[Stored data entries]
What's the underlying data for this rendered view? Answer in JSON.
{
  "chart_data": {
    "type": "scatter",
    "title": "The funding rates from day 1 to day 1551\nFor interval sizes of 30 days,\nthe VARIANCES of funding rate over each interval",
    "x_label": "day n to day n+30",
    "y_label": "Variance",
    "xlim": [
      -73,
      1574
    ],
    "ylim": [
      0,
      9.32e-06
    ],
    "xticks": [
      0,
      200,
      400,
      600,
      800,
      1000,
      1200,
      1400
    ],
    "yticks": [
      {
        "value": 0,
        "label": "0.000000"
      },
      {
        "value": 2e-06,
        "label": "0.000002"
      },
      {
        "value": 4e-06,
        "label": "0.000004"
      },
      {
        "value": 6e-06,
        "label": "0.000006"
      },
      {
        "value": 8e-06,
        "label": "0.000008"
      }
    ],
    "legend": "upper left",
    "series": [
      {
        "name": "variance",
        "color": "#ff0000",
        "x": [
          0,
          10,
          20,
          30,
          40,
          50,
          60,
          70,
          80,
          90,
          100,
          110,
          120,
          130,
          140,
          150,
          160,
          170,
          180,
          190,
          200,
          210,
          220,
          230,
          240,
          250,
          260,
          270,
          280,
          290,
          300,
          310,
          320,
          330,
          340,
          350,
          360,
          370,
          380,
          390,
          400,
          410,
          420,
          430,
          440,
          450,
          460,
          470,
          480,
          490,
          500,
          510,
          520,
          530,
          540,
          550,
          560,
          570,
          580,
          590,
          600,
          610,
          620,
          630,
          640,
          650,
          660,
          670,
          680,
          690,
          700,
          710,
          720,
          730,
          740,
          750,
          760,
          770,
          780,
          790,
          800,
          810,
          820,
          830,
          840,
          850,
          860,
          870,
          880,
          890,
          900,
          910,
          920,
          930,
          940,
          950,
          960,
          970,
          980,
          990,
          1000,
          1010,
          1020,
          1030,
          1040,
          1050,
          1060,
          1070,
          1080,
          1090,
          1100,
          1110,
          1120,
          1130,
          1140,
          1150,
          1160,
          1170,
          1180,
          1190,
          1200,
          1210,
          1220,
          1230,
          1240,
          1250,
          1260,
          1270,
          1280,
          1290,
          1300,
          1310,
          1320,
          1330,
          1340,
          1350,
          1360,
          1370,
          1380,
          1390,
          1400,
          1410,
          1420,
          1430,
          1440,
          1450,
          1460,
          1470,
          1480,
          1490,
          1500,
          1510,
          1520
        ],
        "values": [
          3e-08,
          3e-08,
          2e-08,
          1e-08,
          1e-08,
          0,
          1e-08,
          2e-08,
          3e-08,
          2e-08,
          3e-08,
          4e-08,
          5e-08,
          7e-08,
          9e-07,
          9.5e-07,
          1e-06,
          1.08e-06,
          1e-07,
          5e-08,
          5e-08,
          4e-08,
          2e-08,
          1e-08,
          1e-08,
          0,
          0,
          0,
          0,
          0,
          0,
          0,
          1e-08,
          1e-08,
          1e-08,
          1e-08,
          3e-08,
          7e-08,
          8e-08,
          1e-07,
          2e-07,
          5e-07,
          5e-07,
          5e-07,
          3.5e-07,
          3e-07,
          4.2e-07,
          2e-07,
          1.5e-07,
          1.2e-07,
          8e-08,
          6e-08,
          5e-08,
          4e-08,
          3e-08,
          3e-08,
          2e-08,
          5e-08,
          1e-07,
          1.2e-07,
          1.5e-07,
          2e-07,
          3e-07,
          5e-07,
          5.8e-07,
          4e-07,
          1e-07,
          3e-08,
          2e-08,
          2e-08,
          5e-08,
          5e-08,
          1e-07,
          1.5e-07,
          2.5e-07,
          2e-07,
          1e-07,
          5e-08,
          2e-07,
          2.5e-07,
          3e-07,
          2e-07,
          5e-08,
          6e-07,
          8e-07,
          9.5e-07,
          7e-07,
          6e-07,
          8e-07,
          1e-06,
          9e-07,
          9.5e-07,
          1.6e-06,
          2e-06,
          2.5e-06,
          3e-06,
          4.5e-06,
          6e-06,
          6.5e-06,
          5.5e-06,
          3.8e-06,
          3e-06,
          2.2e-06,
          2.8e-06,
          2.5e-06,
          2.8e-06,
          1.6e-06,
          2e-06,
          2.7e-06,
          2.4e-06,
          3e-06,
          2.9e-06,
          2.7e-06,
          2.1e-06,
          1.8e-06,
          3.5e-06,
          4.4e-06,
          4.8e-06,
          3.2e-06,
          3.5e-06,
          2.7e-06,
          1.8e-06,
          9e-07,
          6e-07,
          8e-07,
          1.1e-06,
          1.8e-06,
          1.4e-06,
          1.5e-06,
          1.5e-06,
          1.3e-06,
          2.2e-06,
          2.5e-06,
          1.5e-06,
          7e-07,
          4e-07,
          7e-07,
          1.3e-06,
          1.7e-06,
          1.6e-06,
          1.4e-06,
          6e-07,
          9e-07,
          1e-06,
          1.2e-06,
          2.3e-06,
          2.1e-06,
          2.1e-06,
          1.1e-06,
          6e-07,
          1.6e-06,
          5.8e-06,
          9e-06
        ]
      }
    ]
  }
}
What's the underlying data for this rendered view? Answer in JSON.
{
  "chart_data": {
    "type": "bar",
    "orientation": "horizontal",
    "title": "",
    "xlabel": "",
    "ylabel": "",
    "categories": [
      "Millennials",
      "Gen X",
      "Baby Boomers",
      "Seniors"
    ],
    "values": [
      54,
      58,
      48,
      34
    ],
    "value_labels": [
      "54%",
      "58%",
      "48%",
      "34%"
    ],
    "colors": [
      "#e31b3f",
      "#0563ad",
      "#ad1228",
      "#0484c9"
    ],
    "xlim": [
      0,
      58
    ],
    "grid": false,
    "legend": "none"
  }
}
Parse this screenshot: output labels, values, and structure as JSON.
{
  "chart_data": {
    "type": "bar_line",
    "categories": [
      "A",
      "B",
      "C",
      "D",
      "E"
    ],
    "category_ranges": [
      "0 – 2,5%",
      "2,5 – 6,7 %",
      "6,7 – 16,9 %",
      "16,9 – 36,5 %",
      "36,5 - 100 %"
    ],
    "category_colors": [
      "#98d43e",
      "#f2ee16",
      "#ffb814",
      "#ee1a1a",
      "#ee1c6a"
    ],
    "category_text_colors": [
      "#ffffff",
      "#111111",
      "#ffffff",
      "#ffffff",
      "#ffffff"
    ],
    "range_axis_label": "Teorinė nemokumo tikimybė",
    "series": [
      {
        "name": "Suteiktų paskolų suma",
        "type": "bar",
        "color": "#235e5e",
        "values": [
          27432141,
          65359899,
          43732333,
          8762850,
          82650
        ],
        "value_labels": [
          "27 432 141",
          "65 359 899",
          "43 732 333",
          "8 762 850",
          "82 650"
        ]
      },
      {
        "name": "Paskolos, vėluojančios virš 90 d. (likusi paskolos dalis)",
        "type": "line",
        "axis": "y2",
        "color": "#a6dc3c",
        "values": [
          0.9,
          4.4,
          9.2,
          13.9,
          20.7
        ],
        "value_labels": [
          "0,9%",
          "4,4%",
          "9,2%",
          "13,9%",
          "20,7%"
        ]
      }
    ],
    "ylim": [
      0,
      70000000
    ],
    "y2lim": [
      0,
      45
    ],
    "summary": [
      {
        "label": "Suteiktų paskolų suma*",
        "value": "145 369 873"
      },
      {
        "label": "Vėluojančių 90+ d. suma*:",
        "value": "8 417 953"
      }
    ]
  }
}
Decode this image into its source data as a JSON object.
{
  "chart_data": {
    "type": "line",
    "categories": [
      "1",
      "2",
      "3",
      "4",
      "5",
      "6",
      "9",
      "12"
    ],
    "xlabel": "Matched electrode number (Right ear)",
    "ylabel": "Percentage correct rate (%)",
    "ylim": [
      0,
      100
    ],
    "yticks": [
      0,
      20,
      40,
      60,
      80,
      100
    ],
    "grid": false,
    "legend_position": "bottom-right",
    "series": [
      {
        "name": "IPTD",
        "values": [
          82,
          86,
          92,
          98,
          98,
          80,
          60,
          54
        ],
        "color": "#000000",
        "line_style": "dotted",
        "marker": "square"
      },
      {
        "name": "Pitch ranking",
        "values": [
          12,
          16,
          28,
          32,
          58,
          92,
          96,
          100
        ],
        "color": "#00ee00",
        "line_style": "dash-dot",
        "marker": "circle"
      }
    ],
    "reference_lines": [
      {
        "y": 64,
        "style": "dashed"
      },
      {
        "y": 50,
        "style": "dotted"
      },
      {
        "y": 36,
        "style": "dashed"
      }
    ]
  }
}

■ WORK INSTRUCTIONS: Where a line holds the string "suma", copy that line.

■ RESULT OF THE TASK:
        "name": "Suteiktų paskolų suma",
        "label": "Suteiktų paskolų suma*",
        "label": "Vėluojančių 90+ d. suma*:",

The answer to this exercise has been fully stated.